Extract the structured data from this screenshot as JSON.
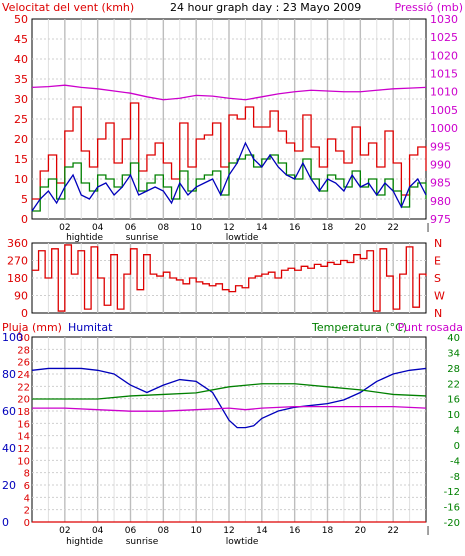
{
  "chart_data": [
    {
      "type": "line",
      "title": "24 hour graph day : 23 Mayo 2009",
      "left_label": "Velocitat del vent (kmh)",
      "right_label": "Pressió (mb)",
      "left_ticks": [
        "0",
        "5",
        "10",
        "15",
        "20",
        "25",
        "30",
        "35",
        "40",
        "45",
        "50"
      ],
      "right_ticks": [
        "975",
        "980",
        "985",
        "990",
        "995",
        "1000",
        "1005",
        "1010",
        "1015",
        "1020",
        "1025",
        "1030"
      ],
      "ylim_left": [
        0,
        50
      ],
      "ylim_right": [
        975,
        1030
      ],
      "hour_ticks": [
        "02",
        "04",
        "06",
        "08",
        "10",
        "12",
        "14",
        "16",
        "18",
        "20",
        "22"
      ],
      "markers": [
        {
          "label": "hightide",
          "hour": 3.2
        },
        {
          "label": "sunrise",
          "hour": 6.7
        },
        {
          "label": "lowtide",
          "hour": 12.8
        }
      ],
      "series": [
        {
          "name": "gust",
          "color": "#dd0000",
          "step": true,
          "x": [
            0,
            0.5,
            1,
            1.5,
            2,
            2.5,
            3,
            3.5,
            4,
            4.5,
            5,
            5.5,
            6,
            6.5,
            7,
            7.5,
            8,
            8.5,
            9,
            9.5,
            10,
            10.5,
            11,
            11.5,
            12,
            12.5,
            13,
            13.5,
            14,
            14.5,
            15,
            15.5,
            16,
            16.5,
            17,
            17.5,
            18,
            18.5,
            19,
            19.5,
            20,
            20.5,
            21,
            21.5,
            22,
            22.5,
            23,
            23.5,
            24
          ],
          "y": [
            5,
            12,
            16,
            9,
            22,
            28,
            17,
            13,
            20,
            24,
            14,
            20,
            29,
            12,
            16,
            19,
            14,
            10,
            24,
            13,
            20,
            21,
            24,
            13,
            26,
            25,
            28,
            23,
            23,
            27,
            22,
            19,
            17,
            26,
            18,
            13,
            20,
            17,
            14,
            23,
            16,
            19,
            13,
            22,
            14,
            6,
            16,
            18,
            12
          ]
        },
        {
          "name": "wind",
          "color": "#008000",
          "step": true,
          "x": [
            0,
            0.5,
            1,
            1.5,
            2,
            2.5,
            3,
            3.5,
            4,
            4.5,
            5,
            5.5,
            6,
            6.5,
            7,
            7.5,
            8,
            8.5,
            9,
            9.5,
            10,
            10.5,
            11,
            11.5,
            12,
            12.5,
            13,
            13.5,
            14,
            14.5,
            15,
            15.5,
            16,
            16.5,
            17,
            17.5,
            18,
            18.5,
            19,
            19.5,
            20,
            20.5,
            21,
            21.5,
            22,
            22.5,
            23,
            23.5,
            24
          ],
          "y": [
            2,
            8,
            10,
            5,
            13,
            14,
            9,
            7,
            11,
            10,
            8,
            11,
            14,
            7,
            9,
            11,
            8,
            5,
            12,
            7,
            10,
            11,
            12,
            6,
            14,
            15,
            16,
            13,
            15,
            16,
            14,
            11,
            10,
            15,
            10,
            7,
            11,
            10,
            8,
            12,
            8,
            10,
            6,
            10,
            7,
            3,
            8,
            9,
            5
          ]
        },
        {
          "name": "avg",
          "color": "#0000bb",
          "step": false,
          "x": [
            0,
            0.5,
            1,
            1.5,
            2,
            2.5,
            3,
            3.5,
            4,
            4.5,
            5,
            5.5,
            6,
            6.5,
            7,
            7.5,
            8,
            8.5,
            9,
            9.5,
            10,
            10.5,
            11,
            11.5,
            12,
            12.5,
            13,
            13.5,
            14,
            14.5,
            15,
            15.5,
            16,
            16.5,
            17,
            17.5,
            18,
            18.5,
            19,
            19.5,
            20,
            20.5,
            21,
            21.5,
            22,
            22.5,
            23,
            23.5,
            24
          ],
          "y": [
            2,
            5,
            7,
            4,
            8,
            11,
            6,
            5,
            8,
            9,
            6,
            8,
            11,
            6,
            7,
            8,
            7,
            4,
            9,
            6,
            8,
            9,
            10,
            6,
            11,
            14,
            19,
            15,
            13,
            16,
            13,
            11,
            10,
            14,
            10,
            7,
            10,
            9,
            7,
            11,
            8,
            9,
            6,
            9,
            7,
            3,
            8,
            10,
            6
          ]
        },
        {
          "name": "pressure",
          "color": "#cc00cc",
          "step": false,
          "axis": "right",
          "x": [
            0,
            1,
            2,
            3,
            4,
            5,
            6,
            7,
            8,
            9,
            10,
            11,
            12,
            13,
            14,
            15,
            16,
            17,
            18,
            19,
            20,
            21,
            22,
            23,
            24
          ],
          "y": [
            1011.2,
            1011.4,
            1011.8,
            1011.2,
            1010.8,
            1010.2,
            1009.6,
            1008.6,
            1007.8,
            1008.2,
            1009.0,
            1008.8,
            1008.2,
            1007.8,
            1008.6,
            1009.4,
            1010.0,
            1010.4,
            1010.2,
            1010.0,
            1010.0,
            1010.4,
            1010.8,
            1011.0,
            1011.2
          ]
        }
      ]
    },
    {
      "type": "line",
      "title": "",
      "left_ticks": [
        "0",
        "90",
        "180",
        "270",
        "360"
      ],
      "right_labels": [
        "N",
        "W",
        "S",
        "E",
        "N"
      ],
      "ylim": [
        0,
        360
      ],
      "series": [
        {
          "name": "direction",
          "color": "#dd0000",
          "step": true,
          "x": [
            0,
            0.4,
            0.8,
            1.2,
            1.6,
            2.0,
            2.4,
            2.8,
            3.2,
            3.6,
            4.0,
            4.4,
            4.8,
            5.2,
            5.6,
            6.0,
            6.4,
            6.8,
            7.2,
            7.6,
            8.0,
            8.4,
            8.8,
            9.2,
            9.6,
            10.0,
            10.4,
            10.8,
            11.2,
            11.6,
            12.0,
            12.4,
            12.8,
            13.2,
            13.6,
            14.0,
            14.4,
            14.8,
            15.2,
            15.6,
            16.0,
            16.4,
            16.8,
            17.2,
            17.6,
            18.0,
            18.4,
            18.8,
            19.2,
            19.6,
            20.0,
            20.4,
            20.8,
            21.2,
            21.6,
            22.0,
            22.4,
            22.8,
            23.2,
            23.6,
            24.0
          ],
          "y": [
            220,
            320,
            180,
            330,
            10,
            350,
            200,
            320,
            20,
            340,
            180,
            40,
            300,
            20,
            200,
            330,
            120,
            300,
            200,
            190,
            210,
            180,
            170,
            150,
            180,
            160,
            150,
            140,
            150,
            120,
            110,
            140,
            130,
            180,
            190,
            200,
            210,
            180,
            220,
            230,
            220,
            240,
            230,
            250,
            240,
            260,
            250,
            270,
            260,
            300,
            280,
            320,
            10,
            330,
            190,
            20,
            200,
            340,
            30,
            200,
            190
          ]
        }
      ]
    },
    {
      "type": "line",
      "title": "",
      "left_label": "Pluja (mm)",
      "left_label2": "Humitat",
      "right_label": "Temperatura (°C)",
      "right_label2": "Punt rosada",
      "rain_ticks": [
        "0",
        "2",
        "4",
        "6",
        "8",
        "10",
        "12",
        "14",
        "16",
        "18",
        "20",
        "22",
        "24",
        "26",
        "28",
        "30"
      ],
      "hum_ticks": [
        "0",
        "20",
        "40",
        "60",
        "80",
        "100"
      ],
      "temp_ticks": [
        "-20",
        "-16",
        "-12",
        "-8",
        "-4",
        "0",
        "4",
        "10",
        "16",
        "22",
        "28",
        "34",
        "40"
      ],
      "hour_ticks": [
        "02",
        "04",
        "06",
        "08",
        "10",
        "12",
        "14",
        "16",
        "18",
        "20",
        "22"
      ],
      "markers": [
        {
          "label": "hightide",
          "hour": 3.2
        },
        {
          "label": "sunrise",
          "hour": 6.7
        },
        {
          "label": "lowtide",
          "hour": 12.8
        }
      ],
      "series": [
        {
          "name": "rain",
          "color": "#dd0000",
          "axis": "rain",
          "x": [
            0,
            24
          ],
          "y": [
            0,
            0
          ]
        },
        {
          "name": "humidity",
          "color": "#0000bb",
          "axis": "hum",
          "x": [
            0,
            1,
            2,
            3,
            4,
            5,
            6,
            7,
            8,
            9,
            10,
            11,
            12,
            12.5,
            13,
            13.5,
            14,
            15,
            16,
            17,
            18,
            19,
            20,
            21,
            22,
            23,
            24
          ],
          "y": [
            82,
            83,
            83,
            83,
            82,
            80,
            74,
            70,
            74,
            77,
            76,
            70,
            55,
            51,
            51,
            52,
            56,
            60,
            62,
            63,
            64,
            66,
            70,
            76,
            80,
            82,
            83
          ]
        },
        {
          "name": "temperature",
          "color": "#008000",
          "axis": "temp",
          "x": [
            0,
            2,
            4,
            6,
            8,
            10,
            12,
            14,
            16,
            18,
            20,
            22,
            24
          ],
          "y": [
            20,
            20,
            20,
            21,
            21.5,
            22,
            24,
            25,
            25,
            24,
            23,
            21.5,
            21
          ]
        },
        {
          "name": "dewpoint",
          "color": "#cc00cc",
          "axis": "temp",
          "x": [
            0,
            2,
            4,
            6,
            8,
            10,
            12,
            13,
            14,
            16,
            18,
            20,
            22,
            24
          ],
          "y": [
            17,
            17,
            16.5,
            16,
            16,
            16.5,
            17,
            16.5,
            17,
            17.5,
            17.5,
            17.5,
            17.5,
            17
          ]
        }
      ]
    }
  ]
}
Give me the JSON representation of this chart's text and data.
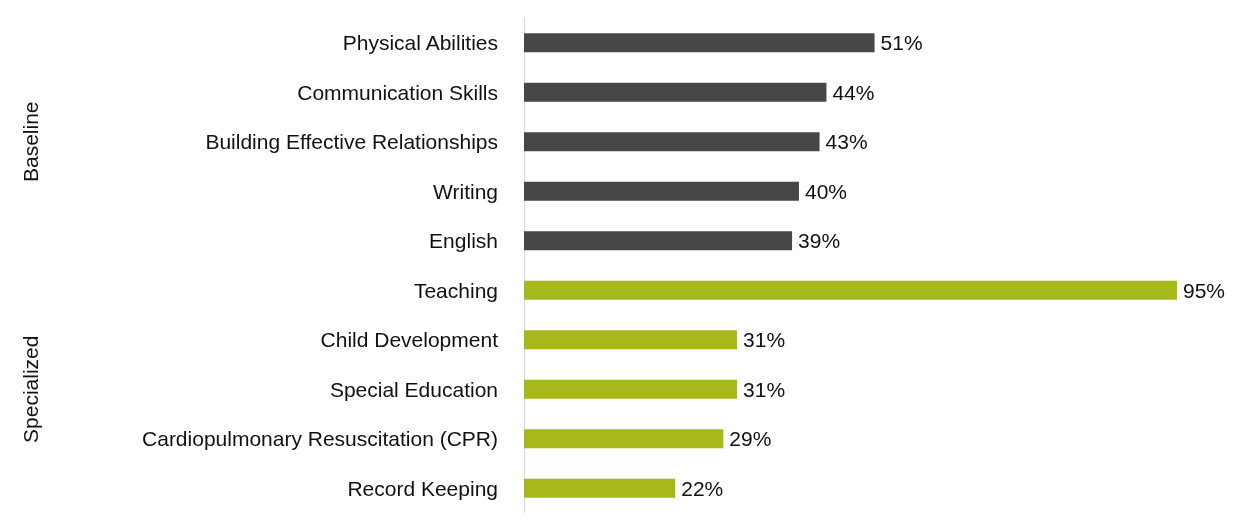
{
  "chart_data": {
    "type": "bar",
    "orientation": "horizontal",
    "stacked": true,
    "categories": [
      "Physical Abilities",
      "Communication Skills",
      "Building Effective Relationships",
      "Writing",
      "English",
      "Teaching",
      "Child Development",
      "Special Education",
      "Cardiopulmonary Resuscitation (CPR)",
      "Record Keeping"
    ],
    "series": [
      {
        "color": "#474747",
        "values": [
          51,
          44,
          43,
          40,
          39,
          null,
          null,
          null,
          null,
          null
        ],
        "value_labels": [
          "51%",
          "44%",
          "43%",
          "40%",
          "39%",
          null,
          null,
          null,
          null,
          null
        ]
      },
      {
        "color": "#a6b81a",
        "values": [
          null,
          null,
          null,
          null,
          null,
          95,
          31,
          31,
          29,
          22
        ],
        "value_labels": [
          null,
          null,
          null,
          null,
          null,
          "95%",
          "31%",
          "31%",
          "29%",
          "22%"
        ]
      }
    ],
    "annotations": [
      "Baseline",
      "Specialized"
    ]
  }
}
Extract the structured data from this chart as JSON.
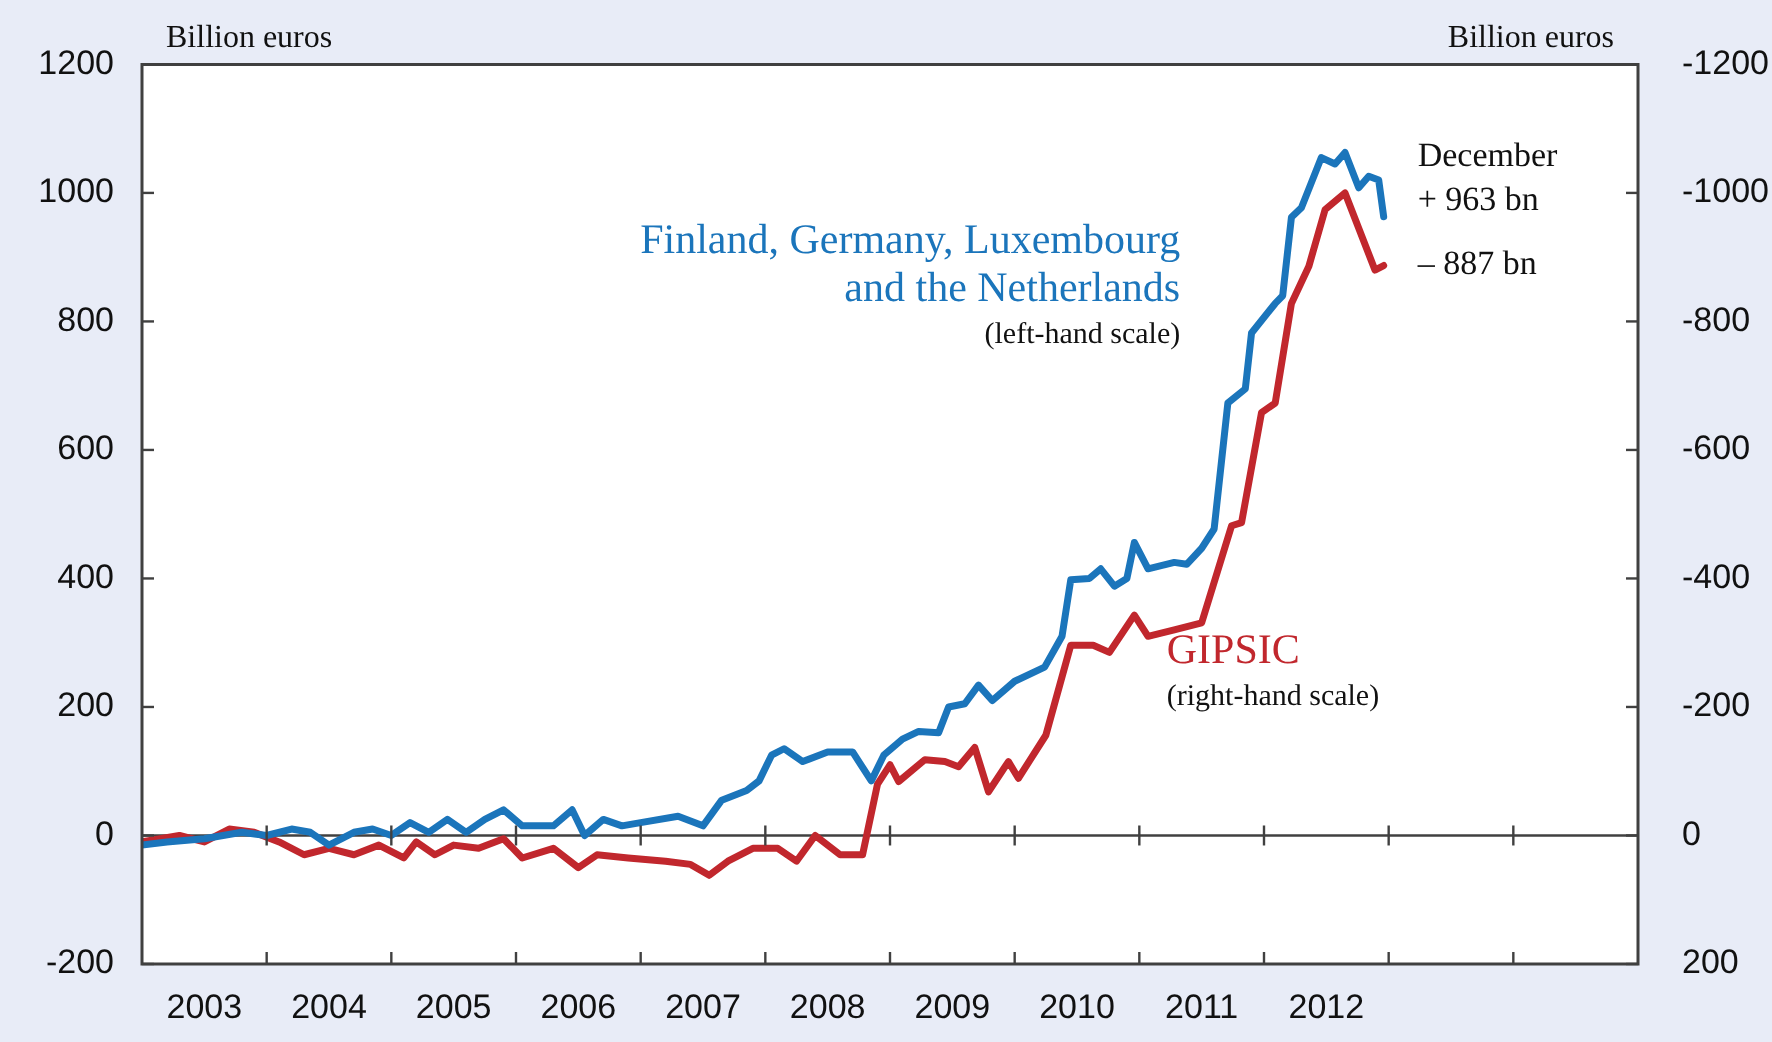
{
  "chart_data": {
    "type": "line",
    "ylabel": "Billion euros",
    "y2label": "Billion euros",
    "xlim": [
      2003,
      2015
    ],
    "xticks": [
      {
        "value": 2003.5,
        "label": "2003"
      },
      {
        "value": 2004,
        "label": null
      },
      {
        "value": 2004.5,
        "label": "2004"
      },
      {
        "value": 2005,
        "label": null
      },
      {
        "value": 2005.5,
        "label": "2005"
      },
      {
        "value": 2006,
        "label": null
      },
      {
        "value": 2006.5,
        "label": "2006"
      },
      {
        "value": 2007,
        "label": null
      },
      {
        "value": 2007.5,
        "label": "2007"
      },
      {
        "value": 2008,
        "label": null
      },
      {
        "value": 2008.5,
        "label": "2008"
      },
      {
        "value": 2009,
        "label": null
      },
      {
        "value": 2009.5,
        "label": "2009"
      },
      {
        "value": 2010,
        "label": null
      },
      {
        "value": 2010.5,
        "label": "2010"
      },
      {
        "value": 2011,
        "label": null
      },
      {
        "value": 2011.5,
        "label": "2011"
      },
      {
        "value": 2012,
        "label": null
      },
      {
        "value": 2012.5,
        "label": "2012"
      },
      {
        "value": 2013,
        "label": null
      },
      {
        "value": 2014,
        "label": null
      }
    ],
    "ylim": [
      -200,
      1200
    ],
    "yticks": [
      -200,
      0,
      200,
      400,
      600,
      800,
      1000,
      1200
    ],
    "y2lim": [
      200,
      -1200
    ],
    "y2ticks": [
      200,
      0,
      -200,
      -400,
      -600,
      -800,
      -1000,
      -1200
    ],
    "ref_lines": [
      {
        "axis": "y",
        "value": 0,
        "color": "#404040"
      }
    ],
    "annotations": [
      "(left-hand scale)",
      "(right-hand scale)",
      {
        "text": "December\n+ 963 bn",
        "x": 2012.96,
        "y": 963
      },
      {
        "text": "– 887 bn",
        "x": 2012.96,
        "y": 887
      }
    ],
    "series": [
      {
        "name": "Finland, Germany, Luxembourg and the Netherlands",
        "color": "#1b75bb",
        "x": [
          2003.0,
          2003.2,
          2003.5,
          2003.8,
          2004.0,
          2004.2,
          2004.35,
          2004.5,
          2004.7,
          2004.85,
          2005.0,
          2005.15,
          2005.3,
          2005.45,
          2005.6,
          2005.75,
          2005.9,
          2006.05,
          2006.3,
          2006.45,
          2006.55,
          2006.7,
          2006.85,
          2007.0,
          2007.3,
          2007.5,
          2007.65,
          2007.85,
          2007.95,
          2008.05,
          2008.15,
          2008.3,
          2008.5,
          2008.7,
          2008.85,
          2008.95,
          2009.1,
          2009.23,
          2009.39,
          2009.47,
          2009.6,
          2009.71,
          2009.82,
          2010.0,
          2010.24,
          2010.38,
          2010.45,
          2010.6,
          2010.69,
          2010.8,
          2010.9,
          2010.96,
          2011.07,
          2011.28,
          2011.38,
          2011.5,
          2011.6,
          2011.71,
          2011.85,
          2011.9,
          2012.09,
          2012.15,
          2012.22,
          2012.3,
          2012.46,
          2012.57,
          2012.65,
          2012.76,
          2012.84,
          2012.92,
          2012.96
        ],
        "values": [
          -15,
          -10,
          -5,
          5,
          0,
          10,
          5,
          -15,
          5,
          10,
          0,
          20,
          5,
          25,
          5,
          25,
          40,
          15,
          15,
          40,
          0,
          25,
          15,
          20,
          30,
          15,
          55,
          70,
          85,
          125,
          135,
          115,
          130,
          130,
          85,
          125,
          150,
          162,
          160,
          200,
          205,
          234,
          210,
          240,
          262,
          310,
          398,
          400,
          415,
          388,
          400,
          456,
          415,
          425,
          422,
          447,
          477,
          673,
          695,
          782,
          828,
          840,
          962,
          977,
          1055,
          1045,
          1063,
          1008,
          1026,
          1020,
          963
        ]
      },
      {
        "name": "GIPSIC",
        "color": "#c1272d",
        "axis": "y2",
        "x": [
          2003.0,
          2003.3,
          2003.5,
          2003.7,
          2003.9,
          2004.1,
          2004.3,
          2004.5,
          2004.7,
          2004.9,
          2005.1,
          2005.2,
          2005.35,
          2005.5,
          2005.7,
          2005.9,
          2006.05,
          2006.3,
          2006.5,
          2006.65,
          2006.9,
          2007.2,
          2007.4,
          2007.55,
          2007.7,
          2007.9,
          2008.1,
          2008.25,
          2008.4,
          2008.6,
          2008.78,
          2008.9,
          2009.0,
          2009.07,
          2009.28,
          2009.44,
          2009.55,
          2009.68,
          2009.79,
          2009.95,
          2010.03,
          2010.25,
          2010.45,
          2010.63,
          2010.76,
          2010.96,
          2011.07,
          2011.28,
          2011.5,
          2011.74,
          2011.82,
          2011.98,
          2012.09,
          2012.22,
          2012.36,
          2012.49,
          2012.65,
          2012.89,
          2012.96
        ],
        "values": [
          10,
          0,
          10,
          -10,
          -5,
          10,
          30,
          20,
          30,
          15,
          35,
          10,
          30,
          15,
          20,
          5,
          35,
          20,
          50,
          30,
          35,
          40,
          45,
          62,
          40,
          20,
          20,
          40,
          0,
          30,
          30,
          -80,
          -110,
          -84,
          -118,
          -115,
          -107,
          -137,
          -68,
          -115,
          -89,
          -156,
          -296,
          -296,
          -285,
          -343,
          -310,
          -320,
          -331,
          -482,
          -487,
          -658,
          -673,
          -828,
          -886,
          -974,
          -1000,
          -880,
          -887
        ]
      }
    ]
  }
}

▸ Task description: Gather up every line from the listing above in which the word "axis" occurs.

▸ Task response:
          "axis": "right",
          "axis": "rain",
          "axis": "hum",
          "axis": "temp",
          "axis": "temp",
        "axis": "y",
        "axis": "y2",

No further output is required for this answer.